Exercise aim.
Copy out the items below word for word, starting at the first line and stopping after the line that contains "macd-y-tick-label: 0.00 [572, 285, 588, 293]".

Raw data.
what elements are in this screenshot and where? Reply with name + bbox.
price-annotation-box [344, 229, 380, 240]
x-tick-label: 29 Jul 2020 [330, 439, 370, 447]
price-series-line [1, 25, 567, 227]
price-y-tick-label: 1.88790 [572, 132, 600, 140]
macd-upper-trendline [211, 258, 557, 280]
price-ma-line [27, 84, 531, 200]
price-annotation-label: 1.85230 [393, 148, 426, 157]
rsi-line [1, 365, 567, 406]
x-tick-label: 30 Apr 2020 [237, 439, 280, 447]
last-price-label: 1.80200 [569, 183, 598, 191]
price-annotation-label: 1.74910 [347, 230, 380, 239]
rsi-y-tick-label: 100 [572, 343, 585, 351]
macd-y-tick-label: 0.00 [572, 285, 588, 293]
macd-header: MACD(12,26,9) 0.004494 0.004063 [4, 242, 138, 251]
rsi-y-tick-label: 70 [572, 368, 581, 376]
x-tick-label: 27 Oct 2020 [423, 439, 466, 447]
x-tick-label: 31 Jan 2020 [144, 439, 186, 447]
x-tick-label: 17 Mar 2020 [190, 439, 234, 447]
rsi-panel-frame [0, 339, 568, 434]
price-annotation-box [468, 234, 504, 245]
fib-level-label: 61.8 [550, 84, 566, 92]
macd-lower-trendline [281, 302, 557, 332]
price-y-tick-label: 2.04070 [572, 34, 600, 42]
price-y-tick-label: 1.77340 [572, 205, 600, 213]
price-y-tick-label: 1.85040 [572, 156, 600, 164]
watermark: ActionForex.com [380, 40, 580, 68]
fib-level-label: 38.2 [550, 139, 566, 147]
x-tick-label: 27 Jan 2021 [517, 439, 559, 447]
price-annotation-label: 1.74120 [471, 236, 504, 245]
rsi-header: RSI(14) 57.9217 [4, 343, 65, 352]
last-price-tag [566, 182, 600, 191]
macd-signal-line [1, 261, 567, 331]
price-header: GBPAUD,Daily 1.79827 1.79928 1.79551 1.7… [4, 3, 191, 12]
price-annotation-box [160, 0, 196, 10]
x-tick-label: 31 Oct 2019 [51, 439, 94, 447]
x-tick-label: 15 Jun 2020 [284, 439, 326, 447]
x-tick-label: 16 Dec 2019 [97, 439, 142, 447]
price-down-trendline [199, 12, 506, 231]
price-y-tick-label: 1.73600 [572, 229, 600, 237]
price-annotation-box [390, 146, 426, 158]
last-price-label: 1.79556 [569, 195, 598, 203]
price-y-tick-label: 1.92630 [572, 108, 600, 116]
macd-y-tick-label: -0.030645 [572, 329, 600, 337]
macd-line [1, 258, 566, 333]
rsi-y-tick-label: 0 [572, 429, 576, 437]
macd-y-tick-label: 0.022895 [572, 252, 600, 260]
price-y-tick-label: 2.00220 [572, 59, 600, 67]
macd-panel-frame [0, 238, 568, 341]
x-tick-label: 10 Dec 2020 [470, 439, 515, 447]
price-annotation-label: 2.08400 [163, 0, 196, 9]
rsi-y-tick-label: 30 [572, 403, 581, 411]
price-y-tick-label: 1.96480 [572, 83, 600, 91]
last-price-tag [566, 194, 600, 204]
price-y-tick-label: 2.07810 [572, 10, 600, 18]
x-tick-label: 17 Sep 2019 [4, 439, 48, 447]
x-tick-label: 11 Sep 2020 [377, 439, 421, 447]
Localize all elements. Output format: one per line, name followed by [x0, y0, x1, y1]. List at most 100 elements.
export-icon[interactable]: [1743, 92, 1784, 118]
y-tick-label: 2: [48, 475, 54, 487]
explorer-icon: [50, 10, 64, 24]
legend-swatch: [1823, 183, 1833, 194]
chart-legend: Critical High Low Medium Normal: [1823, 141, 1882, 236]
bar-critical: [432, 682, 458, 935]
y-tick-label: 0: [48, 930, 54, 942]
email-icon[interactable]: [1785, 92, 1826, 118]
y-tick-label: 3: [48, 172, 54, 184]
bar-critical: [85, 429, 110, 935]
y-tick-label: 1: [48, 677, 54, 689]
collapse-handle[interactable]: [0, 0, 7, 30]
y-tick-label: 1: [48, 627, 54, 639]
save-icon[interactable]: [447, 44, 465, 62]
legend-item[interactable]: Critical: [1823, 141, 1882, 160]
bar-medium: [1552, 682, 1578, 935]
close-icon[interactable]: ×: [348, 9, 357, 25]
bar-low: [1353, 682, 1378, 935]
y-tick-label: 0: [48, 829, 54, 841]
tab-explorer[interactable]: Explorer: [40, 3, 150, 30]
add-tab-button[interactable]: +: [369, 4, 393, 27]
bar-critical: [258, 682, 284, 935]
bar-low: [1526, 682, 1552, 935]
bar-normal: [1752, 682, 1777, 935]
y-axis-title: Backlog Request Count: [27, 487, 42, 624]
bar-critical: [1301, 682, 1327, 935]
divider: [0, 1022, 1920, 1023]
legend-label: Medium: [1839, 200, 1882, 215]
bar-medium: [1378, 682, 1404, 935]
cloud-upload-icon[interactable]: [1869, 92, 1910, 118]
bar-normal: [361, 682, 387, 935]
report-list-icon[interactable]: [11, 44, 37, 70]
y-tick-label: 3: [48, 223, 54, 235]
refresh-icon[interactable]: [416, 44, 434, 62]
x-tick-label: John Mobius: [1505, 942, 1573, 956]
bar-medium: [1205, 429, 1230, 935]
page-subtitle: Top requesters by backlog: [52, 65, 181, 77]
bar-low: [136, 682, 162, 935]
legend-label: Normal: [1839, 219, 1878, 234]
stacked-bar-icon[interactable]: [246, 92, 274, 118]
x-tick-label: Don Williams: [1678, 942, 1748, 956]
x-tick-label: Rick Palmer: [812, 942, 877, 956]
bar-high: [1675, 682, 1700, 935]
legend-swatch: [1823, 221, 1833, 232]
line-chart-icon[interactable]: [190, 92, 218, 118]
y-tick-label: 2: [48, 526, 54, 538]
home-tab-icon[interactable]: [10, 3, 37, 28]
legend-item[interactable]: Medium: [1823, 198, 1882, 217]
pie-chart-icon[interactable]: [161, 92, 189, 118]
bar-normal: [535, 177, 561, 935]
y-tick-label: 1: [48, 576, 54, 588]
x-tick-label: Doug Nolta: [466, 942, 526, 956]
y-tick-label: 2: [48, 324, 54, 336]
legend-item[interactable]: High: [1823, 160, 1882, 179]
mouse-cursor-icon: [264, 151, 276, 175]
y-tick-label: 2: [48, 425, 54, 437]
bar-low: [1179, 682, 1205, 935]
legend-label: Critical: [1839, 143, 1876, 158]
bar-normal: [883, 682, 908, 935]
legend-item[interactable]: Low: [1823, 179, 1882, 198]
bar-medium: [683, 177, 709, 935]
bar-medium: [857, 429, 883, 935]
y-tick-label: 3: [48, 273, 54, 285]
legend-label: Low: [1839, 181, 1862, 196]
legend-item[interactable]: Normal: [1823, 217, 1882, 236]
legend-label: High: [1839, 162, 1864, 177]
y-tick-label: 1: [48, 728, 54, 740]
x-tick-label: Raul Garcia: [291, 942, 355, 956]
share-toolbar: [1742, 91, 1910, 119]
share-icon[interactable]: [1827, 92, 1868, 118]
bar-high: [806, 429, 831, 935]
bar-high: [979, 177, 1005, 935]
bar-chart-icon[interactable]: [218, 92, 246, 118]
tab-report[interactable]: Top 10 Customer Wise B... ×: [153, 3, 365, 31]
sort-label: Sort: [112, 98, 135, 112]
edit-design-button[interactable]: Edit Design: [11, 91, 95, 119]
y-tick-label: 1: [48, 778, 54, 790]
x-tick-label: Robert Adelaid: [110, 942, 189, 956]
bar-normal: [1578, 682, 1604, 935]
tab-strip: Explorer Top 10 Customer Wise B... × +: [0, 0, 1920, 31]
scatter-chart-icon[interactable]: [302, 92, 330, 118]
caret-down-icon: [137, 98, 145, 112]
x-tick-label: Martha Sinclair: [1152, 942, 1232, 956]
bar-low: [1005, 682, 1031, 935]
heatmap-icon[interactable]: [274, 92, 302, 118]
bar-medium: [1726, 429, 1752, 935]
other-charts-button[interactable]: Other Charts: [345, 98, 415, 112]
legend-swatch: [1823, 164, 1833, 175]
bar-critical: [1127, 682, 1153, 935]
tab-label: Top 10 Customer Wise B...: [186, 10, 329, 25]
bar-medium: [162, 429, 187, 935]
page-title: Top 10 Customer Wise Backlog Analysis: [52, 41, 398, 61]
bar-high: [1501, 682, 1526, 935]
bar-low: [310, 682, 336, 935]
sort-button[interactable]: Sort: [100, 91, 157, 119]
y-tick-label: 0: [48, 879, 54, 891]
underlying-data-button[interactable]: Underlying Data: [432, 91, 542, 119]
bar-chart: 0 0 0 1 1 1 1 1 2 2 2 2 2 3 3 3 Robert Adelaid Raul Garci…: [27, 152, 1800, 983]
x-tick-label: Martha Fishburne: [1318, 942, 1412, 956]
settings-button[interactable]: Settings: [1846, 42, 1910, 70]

Result.
what elements are in this screenshot and where? Reply with name + bbox.
price-annotation-box [344, 229, 380, 240]
x-tick-label: 29 Jul 2020 [330, 439, 370, 447]
price-series-line [1, 25, 567, 227]
price-y-tick-label: 1.88790 [572, 132, 600, 140]
macd-upper-trendline [211, 258, 557, 280]
price-ma-line [27, 84, 531, 200]
price-annotation-label: 1.85230 [393, 148, 426, 157]
rsi-line [1, 365, 567, 406]
x-tick-label: 30 Apr 2020 [237, 439, 280, 447]
last-price-label: 1.80200 [569, 183, 598, 191]
price-annotation-label: 1.74910 [347, 230, 380, 239]
rsi-y-tick-label: 100 [572, 343, 585, 351]
macd-y-tick-label: 0.00 [572, 285, 588, 293]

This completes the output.